• [The records]

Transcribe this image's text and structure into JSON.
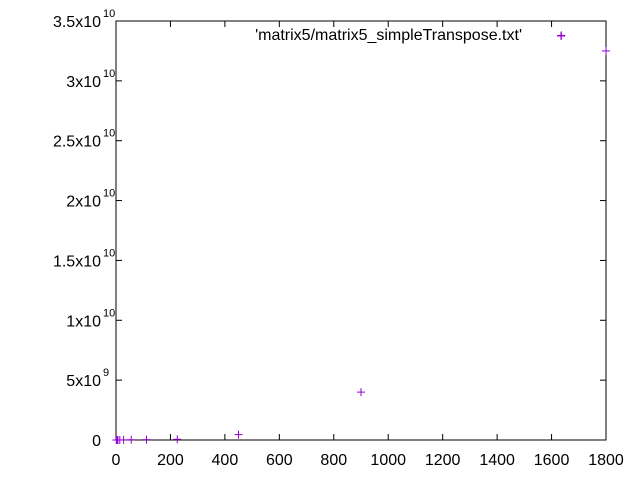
{
  "chart_data": {
    "type": "scatter",
    "title": "",
    "xlabel": "",
    "ylabel": "",
    "xlim": [
      0,
      1800
    ],
    "ylim": [
      0,
      35000000000
    ],
    "grid": false,
    "legend_position": "top-right",
    "x_ticks": [
      {
        "value": 0,
        "label": "0"
      },
      {
        "value": 200,
        "label": "200"
      },
      {
        "value": 400,
        "label": "400"
      },
      {
        "value": 600,
        "label": "600"
      },
      {
        "value": 800,
        "label": "800"
      },
      {
        "value": 1000,
        "label": "1000"
      },
      {
        "value": 1200,
        "label": "1200"
      },
      {
        "value": 1400,
        "label": "1400"
      },
      {
        "value": 1600,
        "label": "1600"
      },
      {
        "value": 1800,
        "label": "1800"
      }
    ],
    "y_ticks": [
      {
        "value": 0,
        "mantissa": "0",
        "exponent": ""
      },
      {
        "value": 5000000000,
        "mantissa": "5x10",
        "exponent": "9"
      },
      {
        "value": 10000000000,
        "mantissa": "1x10",
        "exponent": "10"
      },
      {
        "value": 15000000000,
        "mantissa": "1.5x10",
        "exponent": "10"
      },
      {
        "value": 20000000000,
        "mantissa": "2x10",
        "exponent": "10"
      },
      {
        "value": 25000000000,
        "mantissa": "2.5x10",
        "exponent": "10"
      },
      {
        "value": 30000000000,
        "mantissa": "3x10",
        "exponent": "10"
      },
      {
        "value": 35000000000,
        "mantissa": "3.5x10",
        "exponent": "10"
      }
    ],
    "series": [
      {
        "name": "'matrix5/matrix5_simpleTranspose.txt'",
        "color": "#9400d3",
        "marker": "plus",
        "points": [
          {
            "x": 1,
            "y": 0
          },
          {
            "x": 4,
            "y": 0
          },
          {
            "x": 7,
            "y": 0
          },
          {
            "x": 14,
            "y": 0
          },
          {
            "x": 28,
            "y": 10000000
          },
          {
            "x": 56,
            "y": 20000000
          },
          {
            "x": 112,
            "y": 30000000
          },
          {
            "x": 225,
            "y": 60000000
          },
          {
            "x": 450,
            "y": 450000000
          },
          {
            "x": 900,
            "y": 4000000000
          },
          {
            "x": 1636,
            "y": 33800000000
          },
          {
            "x": 1800,
            "y": 32500000000
          }
        ]
      }
    ]
  }
}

• [What you have to do] Count the lines in the entries that hold the word "mantissa", and give nothing but the total.

• [Answer for the task] 8